# start of Task data

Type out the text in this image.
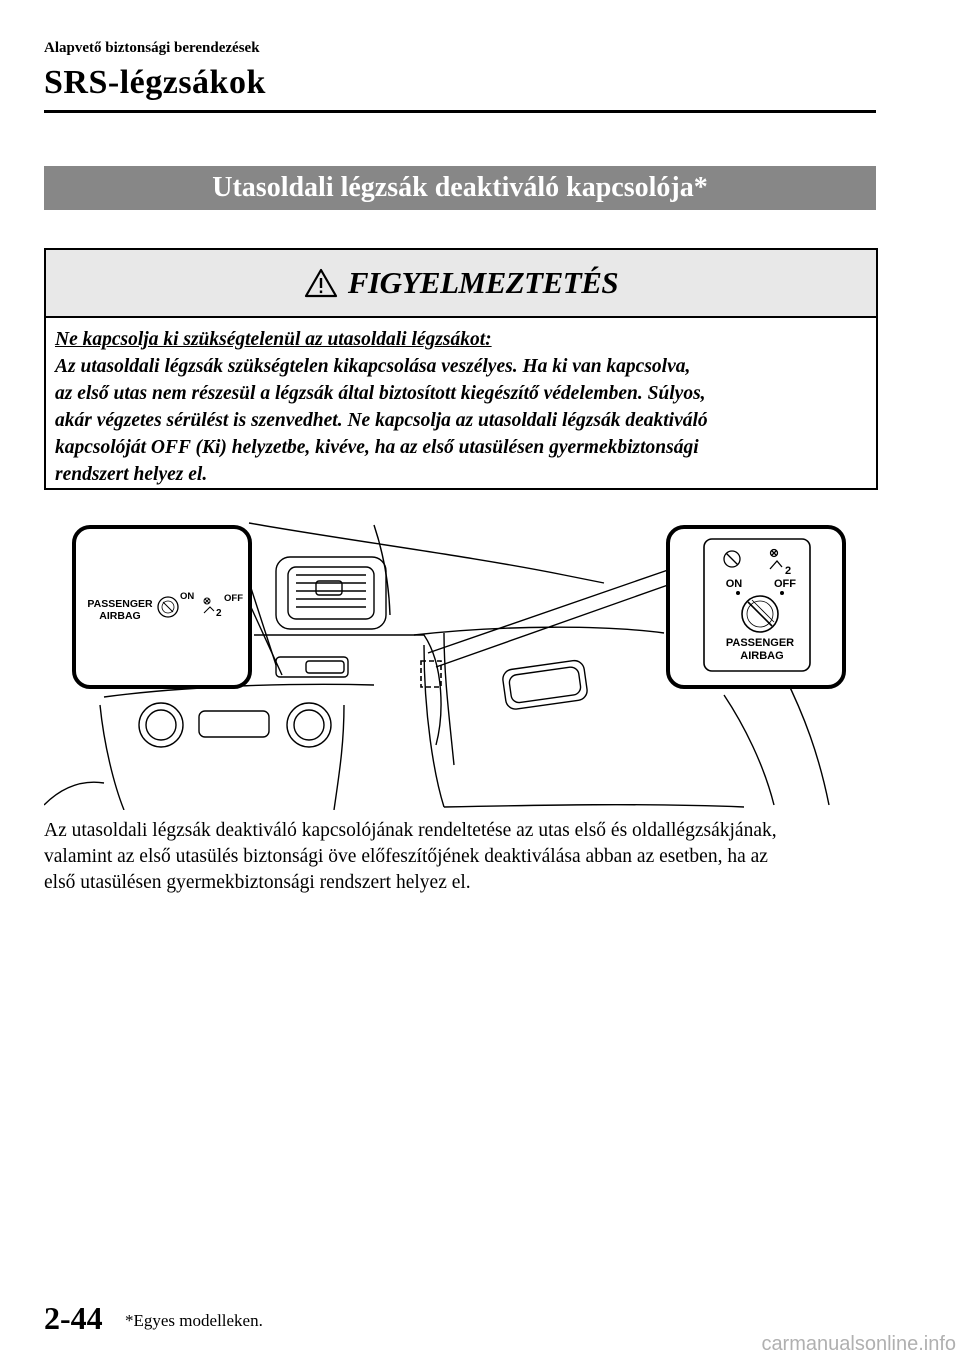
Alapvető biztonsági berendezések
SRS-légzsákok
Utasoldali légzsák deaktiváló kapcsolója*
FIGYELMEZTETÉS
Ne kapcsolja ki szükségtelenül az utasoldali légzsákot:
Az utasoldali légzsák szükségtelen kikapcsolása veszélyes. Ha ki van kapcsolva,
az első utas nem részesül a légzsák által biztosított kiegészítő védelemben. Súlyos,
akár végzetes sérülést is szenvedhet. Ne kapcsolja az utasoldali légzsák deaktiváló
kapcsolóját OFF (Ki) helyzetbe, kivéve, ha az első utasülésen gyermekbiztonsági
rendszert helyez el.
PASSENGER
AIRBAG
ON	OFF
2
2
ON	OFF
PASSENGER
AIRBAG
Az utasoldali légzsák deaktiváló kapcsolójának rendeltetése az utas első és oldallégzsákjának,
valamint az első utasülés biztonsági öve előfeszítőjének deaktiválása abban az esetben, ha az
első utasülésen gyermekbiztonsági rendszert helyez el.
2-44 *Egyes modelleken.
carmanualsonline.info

# end of Task data
# start of Task data

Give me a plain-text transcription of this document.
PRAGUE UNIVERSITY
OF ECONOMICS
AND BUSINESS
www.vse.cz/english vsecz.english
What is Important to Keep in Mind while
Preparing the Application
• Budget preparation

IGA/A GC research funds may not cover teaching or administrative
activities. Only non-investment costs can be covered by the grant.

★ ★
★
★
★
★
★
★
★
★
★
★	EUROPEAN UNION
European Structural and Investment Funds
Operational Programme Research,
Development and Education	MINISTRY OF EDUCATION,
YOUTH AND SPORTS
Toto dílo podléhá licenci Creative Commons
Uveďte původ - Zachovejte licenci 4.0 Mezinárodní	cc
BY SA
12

# end of Task data
# start of Task data

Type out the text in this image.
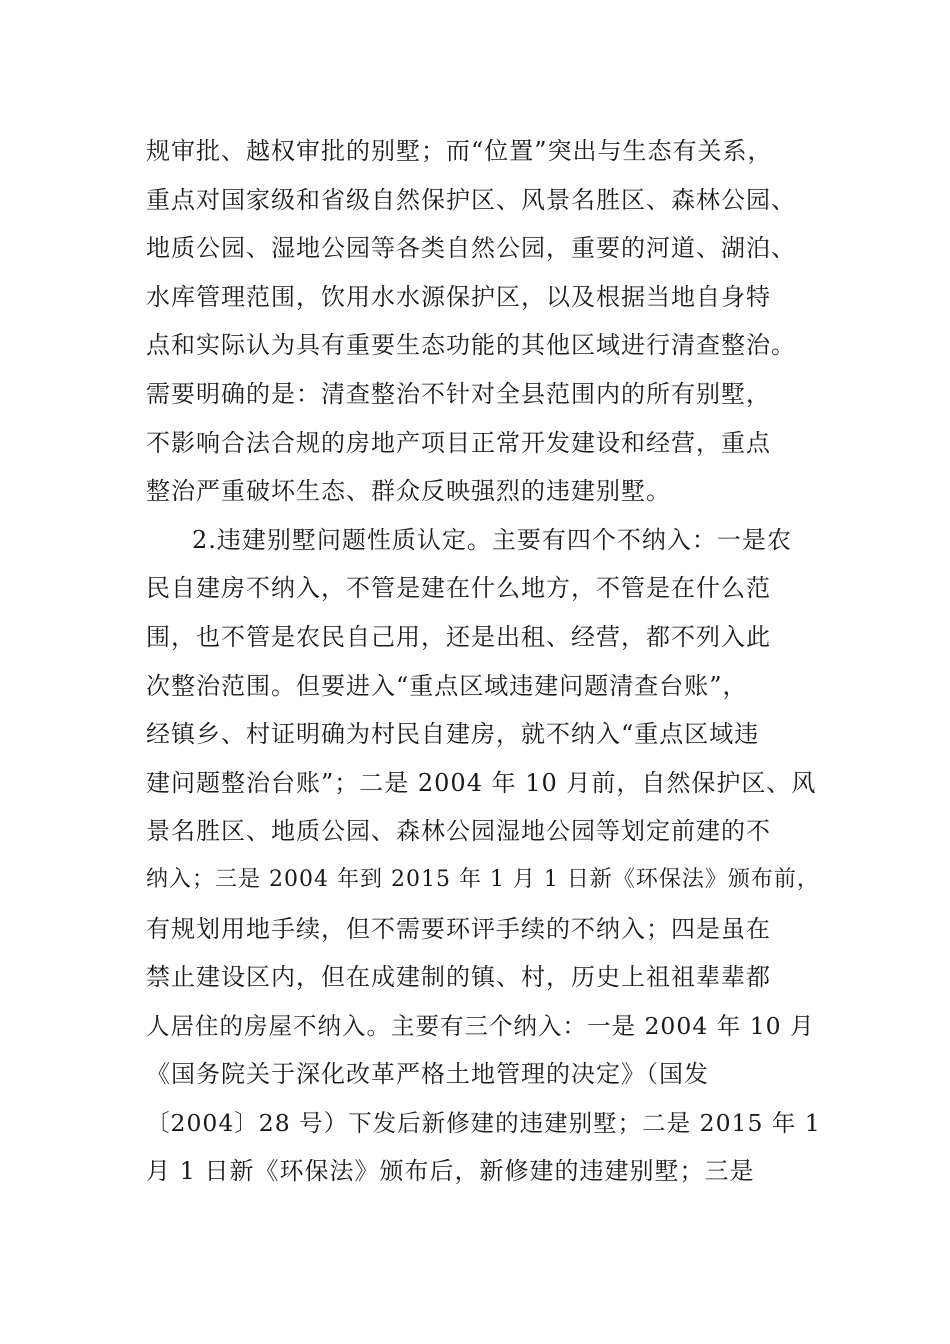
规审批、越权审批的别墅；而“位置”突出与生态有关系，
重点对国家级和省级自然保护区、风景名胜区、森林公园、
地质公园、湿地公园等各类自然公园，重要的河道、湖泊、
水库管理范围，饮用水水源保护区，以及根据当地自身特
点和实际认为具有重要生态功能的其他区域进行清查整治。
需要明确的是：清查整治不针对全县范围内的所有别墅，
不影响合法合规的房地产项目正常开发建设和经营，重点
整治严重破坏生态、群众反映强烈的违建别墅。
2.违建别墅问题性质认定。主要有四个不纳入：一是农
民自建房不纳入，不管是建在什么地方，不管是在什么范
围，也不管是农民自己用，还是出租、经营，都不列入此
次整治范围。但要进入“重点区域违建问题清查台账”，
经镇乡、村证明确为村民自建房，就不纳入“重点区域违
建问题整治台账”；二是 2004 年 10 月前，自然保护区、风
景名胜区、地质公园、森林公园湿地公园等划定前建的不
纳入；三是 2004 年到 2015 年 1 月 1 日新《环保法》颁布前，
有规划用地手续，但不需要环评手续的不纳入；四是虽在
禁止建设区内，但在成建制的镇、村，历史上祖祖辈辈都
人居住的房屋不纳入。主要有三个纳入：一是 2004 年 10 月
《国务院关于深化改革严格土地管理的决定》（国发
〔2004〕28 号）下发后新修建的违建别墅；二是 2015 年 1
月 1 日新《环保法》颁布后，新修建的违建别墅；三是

# end of Task data

Which lines above contain the word "első"? Copy each of them.

[Response for this exercise]
az első utas nem részesül a légzsák által biztosított kiegészítő védelemben. Súlyos,
kapcsolóját OFF (Ki) helyzetbe, kivéve, ha az első utasülésen gyermekbiztonsági
Az utasoldali légzsák deaktiváló kapcsolójának rendeltetése az utas első és oldallégzsákjának,
valamint az első utasülés biztonsági öve előfeszítőjének deaktiválása abban az esetben, ha az
első utasülésen gyermekbiztonsági rendszert helyez el.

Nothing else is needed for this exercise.